* TEXTO EXTRAÍDO *
Publicado em 31 de julho de 2015 às 19:16
"Assim, já não são dois, mas uma só carne. Portanto, o que Deus uniu, o homem não separe. Com base na bíblia e nos ensinamentos deixados por Jesus Cristo, a Igreja Católica tem o matrimônio como indissolúvel. Mas, apesar do juramento feito no altar, muitas pessoas não se casam tendo consciência desse sacramento. E, pelos mais diferentes motivos, não levam adiante a vida a dois. Após o divórcio, quem deseja vivenciar a sua fé dentro da instituição, se vê em uma situação delicada. Nesse momento, conseguir a nulidade do casamento pode ser a chance de recomeçar.
O matrimônio, como sacramento, é indissolúvel. Mas a Sagrada Escritura também mostra que pode ocorrer matrimônio falso, o que significa que não foi válido, ou melhor, nunca existiu, explica o mestre em Direito Canônico, padre Helder Salvador.
De acordo com as leis da igreja, as pessoas separadas e que buscaram um outro relacionamento não podem comungar e assumir determinadas funções de liderança. Esse foi um dos motivos para a assistente pastoral Josiene Alves Rosa, 33, entrar com o processo de nulidade no Tribunal Eclesiástico, órgão que julga esses casos.
Comecei a namorar com 15 anos, eu não gostava dele, mas acabei engravidando. Me casei depois de algum tempo, pois decidi viver para meu filho. Com isso, deixei de viver por 11 anos, lamenta.
Josiene relata que seu casamento foi marcado por traições. Ao contrário dele, a traição não fazia parte do meu caráter. No começo não me importava, suportava por causa dos meus filhos. Depois ele passou a ter ciúmes de tudo, até mesmo da igreja.
Após algum tempo, a assistente pastoral começou a ser agredida pelo marido, foram cinco vezes. Tinha que dormir com a porta do meu quarto trancada, tinha muito medo. Na última, chamei a polícia. Ele foi preso e logo depois solto, diz.
Ela conseguiu se separar judicialmente. A partir daí, voltou às suas atividades na comunidade e reencontrou seu atual esposo - eles se conheciam desde a adolescência-, o professor Luiz Carlos Rosa, 35, com quem tem uma filha. Aquilo que vivi não era um matrimônio, queria viver de forma mais intensa com quem realmente amava e voltar a participar ativamente da igreja, disse.
Meses depois de conseguir a nulidade, eles se casaram em uma cerimônia cheia de emoção. A nossa cumplicidade, nosso bem querer e nosso amor tinham que ser sacramentados, pois o que estávamos construindo é algo para a vida inteira, unido por Deus, e a nulidade permitiu que assim acontecesse, afirma Luiz.

Registros de regiões do layout:

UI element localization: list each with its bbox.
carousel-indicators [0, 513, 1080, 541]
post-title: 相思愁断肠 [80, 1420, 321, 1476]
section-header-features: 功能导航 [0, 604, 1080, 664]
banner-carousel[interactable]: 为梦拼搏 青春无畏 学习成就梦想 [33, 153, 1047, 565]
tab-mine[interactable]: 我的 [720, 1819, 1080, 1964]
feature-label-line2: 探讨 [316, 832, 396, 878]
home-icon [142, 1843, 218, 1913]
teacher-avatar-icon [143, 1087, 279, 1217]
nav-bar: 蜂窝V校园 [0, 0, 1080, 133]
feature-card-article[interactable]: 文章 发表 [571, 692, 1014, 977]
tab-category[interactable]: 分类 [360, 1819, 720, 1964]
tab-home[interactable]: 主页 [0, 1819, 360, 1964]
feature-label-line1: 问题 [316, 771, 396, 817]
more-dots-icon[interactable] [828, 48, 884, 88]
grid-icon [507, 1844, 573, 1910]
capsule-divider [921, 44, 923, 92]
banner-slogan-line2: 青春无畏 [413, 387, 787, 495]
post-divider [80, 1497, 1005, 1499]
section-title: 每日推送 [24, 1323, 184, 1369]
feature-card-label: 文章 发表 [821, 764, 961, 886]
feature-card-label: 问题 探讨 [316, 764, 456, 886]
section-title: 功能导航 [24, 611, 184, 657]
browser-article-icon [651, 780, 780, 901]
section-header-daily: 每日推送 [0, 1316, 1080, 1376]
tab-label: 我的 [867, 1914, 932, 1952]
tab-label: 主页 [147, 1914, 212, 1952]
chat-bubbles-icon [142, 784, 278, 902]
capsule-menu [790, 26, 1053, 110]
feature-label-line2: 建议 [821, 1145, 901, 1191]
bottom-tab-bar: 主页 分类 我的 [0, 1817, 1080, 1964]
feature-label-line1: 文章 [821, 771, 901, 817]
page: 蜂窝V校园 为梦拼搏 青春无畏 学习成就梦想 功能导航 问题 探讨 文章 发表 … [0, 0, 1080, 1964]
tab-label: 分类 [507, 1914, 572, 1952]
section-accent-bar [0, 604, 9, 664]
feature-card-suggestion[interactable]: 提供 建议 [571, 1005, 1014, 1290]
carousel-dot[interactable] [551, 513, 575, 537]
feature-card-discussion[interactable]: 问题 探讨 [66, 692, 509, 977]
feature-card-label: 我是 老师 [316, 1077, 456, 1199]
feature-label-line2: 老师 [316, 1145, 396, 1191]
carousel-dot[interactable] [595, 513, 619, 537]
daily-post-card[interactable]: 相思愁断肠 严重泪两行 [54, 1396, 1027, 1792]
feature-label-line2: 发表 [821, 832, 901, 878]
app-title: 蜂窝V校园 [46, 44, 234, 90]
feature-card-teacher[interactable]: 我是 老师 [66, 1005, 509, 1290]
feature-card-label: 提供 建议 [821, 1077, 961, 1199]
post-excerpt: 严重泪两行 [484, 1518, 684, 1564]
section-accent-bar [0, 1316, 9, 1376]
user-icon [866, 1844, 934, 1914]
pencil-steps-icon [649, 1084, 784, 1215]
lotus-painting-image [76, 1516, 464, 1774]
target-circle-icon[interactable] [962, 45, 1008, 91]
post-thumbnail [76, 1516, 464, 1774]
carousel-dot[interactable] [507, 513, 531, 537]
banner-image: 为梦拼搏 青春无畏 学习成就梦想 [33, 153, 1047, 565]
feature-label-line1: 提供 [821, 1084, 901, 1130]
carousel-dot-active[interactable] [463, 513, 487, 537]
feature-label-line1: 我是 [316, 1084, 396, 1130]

* DESAFIOS *
1. Responda com base na reportagem sobre nulidade matrimonial:
(a) Qual é a idade de Josiene Alves Rosa?
(b) Qual é a profissão de Luiz Carlos Rosa?
(c) Quantas vezes Josiene foi agredida pelo marido?
2. Reproduza o trecho da reportagem sobre nulidade matrimonial entre "O matrimônio, como" e "padre Helder Salvador.", inclusive.
3. Diga se cada afirmação concorda com a reportagem sobre nulidade matrimonial:
(a) O Tribunal Eclesiástico é o órgão que julga os casos de nulidade.
(b) Josiene começou a namorar aos 18 anos.
(c) Josiene e Luiz se casaram anos depois de ela obter a nulidade.

* RESPOSTAS ESPERADAS *
1.
(a) 33 anos.
(b) Professor.
(c) Cinco vezes.

2.
O matrimônio, como sacramento, é indissolúvel. Mas a Sagrada Escritura também mostra que pode ocorrer matrimônio falso, o que significa que não foi válido, ou melhor, nunca existiu, explica o mestre em Direito Canônico, padre Helder Salvador.

3.
(a) Sim: "Tribunal Eclesiástico, órgão que julga esses casos".
(b) Não: "Comecei a namorar com 15 anos".
(c) Não: "Meses depois de conseguir a nulidade, eles se casaram".